---------- Extracted information

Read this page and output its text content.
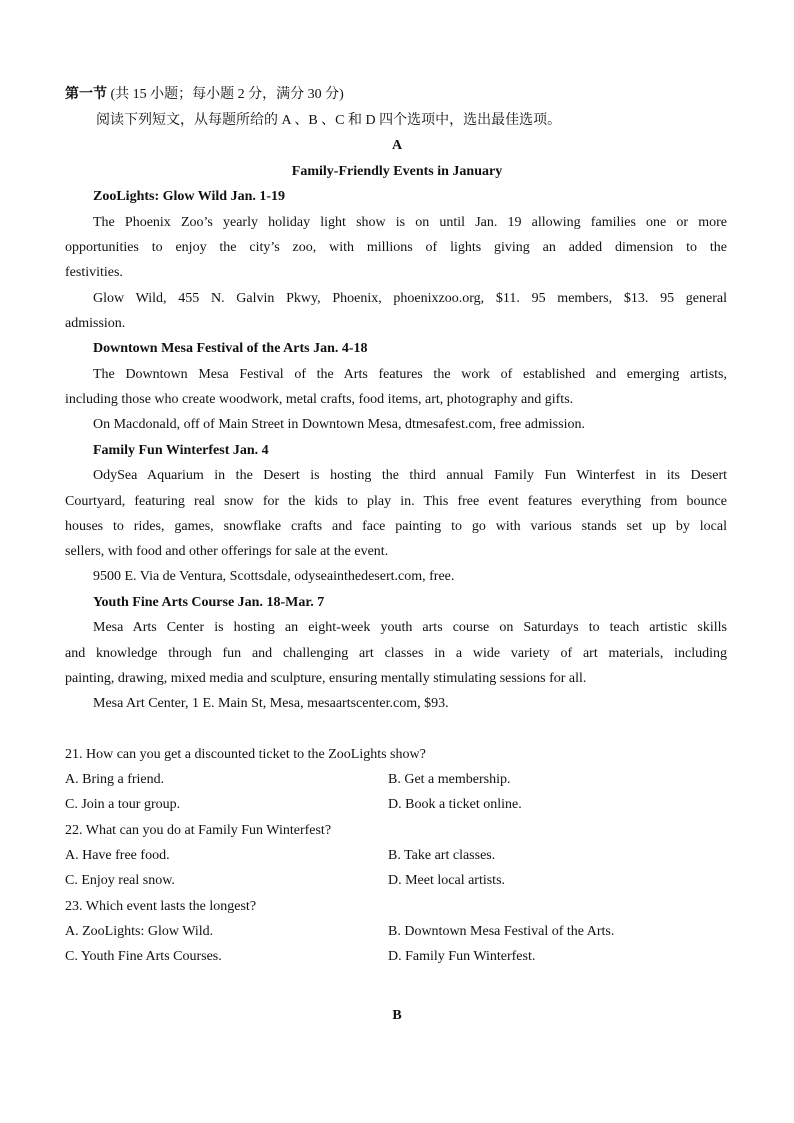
第一节 (共 15 小题；每小题 2 分，满分 30 分)
阅读下列短文，从每题所给的 A 、B 、C 和 D 四个选项中，选出最佳选项。
A
Family-Friendly Events in January
ZooLights: Glow Wild Jan. 1-19
The Phoenix Zoo’s yearly holiday light show is on until Jan. 19 allowing families one or more
opportunities to enjoy the city’s zoo, with millions of lights giving an added dimension to the
festivities.
Glow Wild, 455 N. Galvin Pkwy, Phoenix, phoenixzoo.org, $11. 95 members, $13. 95 general
admission.
Downtown Mesa Festival of the Arts Jan. 4-18
The Downtown Mesa Festival of the Arts features the work of established and emerging artists,
including those who create woodwork, metal crafts, food items, art, photography and gifts.
On Macdonald, off of Main Street in Downtown Mesa, dtmesafest.com, free admission.
Family Fun Winterfest Jan. 4
OdySea Aquarium in the Desert is hosting the third annual Family Fun Winterfest in its Desert
Courtyard, featuring real snow for the kids to play in. This free event features everything from bounce
houses to rides, games, snowflake crafts and face painting to go with various stands set up by local
sellers, with food and other offerings for sale at the event.
9500 E. Via de Ventura, Scottsdale, odyseainthedesert.com, free.
Youth Fine Arts Course Jan. 18-Mar. 7
Mesa Arts Center is hosting an eight-week youth arts course on Saturdays to teach artistic skills
and knowledge through fun and challenging art classes in a wide variety of art materials, including
painting, drawing, mixed media and sculpture, ensuring mentally stimulating sessions for all.
Mesa Art Center, 1 E. Main St, Mesa, mesaartscenter.com, $93.
21. How can you get a discounted ticket to the ZooLights show?
A. Bring a friend.	B. Get a membership.
C. Join a tour group.	D. Book a ticket online.
22. What can you do at Family Fun Winterfest?
A. Have free food.	B. Take art classes.
C. Enjoy real snow.	D. Meet local artists.
23. Which event lasts the longest?
A. ZooLights: Glow Wild.	B. Downtown Mesa Festival of the Arts.
C. Youth Fine Arts Courses.	D. Family Fun Winterfest.
B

--------------------

Task brief: Extract the full listing exactly, with the pictures left out.

Output of the task:
Read this page and output its text content.
第一节 (共 15 小题；每小题 2 分，满分 30 分)
阅读下列短文，从每题所给的 A 、B 、C 和 D 四个选项中，选出最佳选项。
A
Family-Friendly Events in January
ZooLights: Glow Wild Jan. 1-19
The Phoenix Zoo’s yearly holiday light show is on until Jan. 19 allowing families one or more
opportunities to enjoy the city’s zoo, with millions of lights giving an added dimension to the
festivities.
Glow Wild, 455 N. Galvin Pkwy, Phoenix, phoenixzoo.org, $11. 95 members, $13. 95 general
admission.
Downtown Mesa Festival of the Arts Jan. 4-18
The Downtown Mesa Festival of the Arts features the work of established and emerging artists,
including those who create woodwork, metal crafts, food items, art, photography and gifts.
On Macdonald, off of Main Street in Downtown Mesa, dtmesafest.com, free admission.
Family Fun Winterfest Jan. 4
OdySea Aquarium in the Desert is hosting the third annual Family Fun Winterfest in its Desert
Courtyard, featuring real snow for the kids to play in. This free event features everything from bounce
houses to rides, games, snowflake crafts and face painting to go with various stands set up by local
sellers, with food and other offerings for sale at the event.
9500 E. Via de Ventura, Scottsdale, odyseainthedesert.com, free.
Youth Fine Arts Course Jan. 18-Mar. 7
Mesa Arts Center is hosting an eight-week youth arts course on Saturdays to teach artistic skills
and knowledge through fun and challenging art classes in a wide variety of art materials, including
painting, drawing, mixed media and sculpture, ensuring mentally stimulating sessions for all.
Mesa Art Center, 1 E. Main St, Mesa, mesaartscenter.com, $93.
21. How can you get a discounted ticket to the ZooLights show?
A. Bring a friend.	B. Get a membership.
C. Join a tour group.	D. Book a ticket online.
22. What can you do at Family Fun Winterfest?
A. Have free food.	B. Take art classes.
C. Enjoy real snow.	D. Meet local artists.
23. Which event lasts the longest?
A. ZooLights: Glow Wild.	B. Downtown Mesa Festival of the Arts.
C. Youth Fine Arts Courses.	D. Family Fun Winterfest.
B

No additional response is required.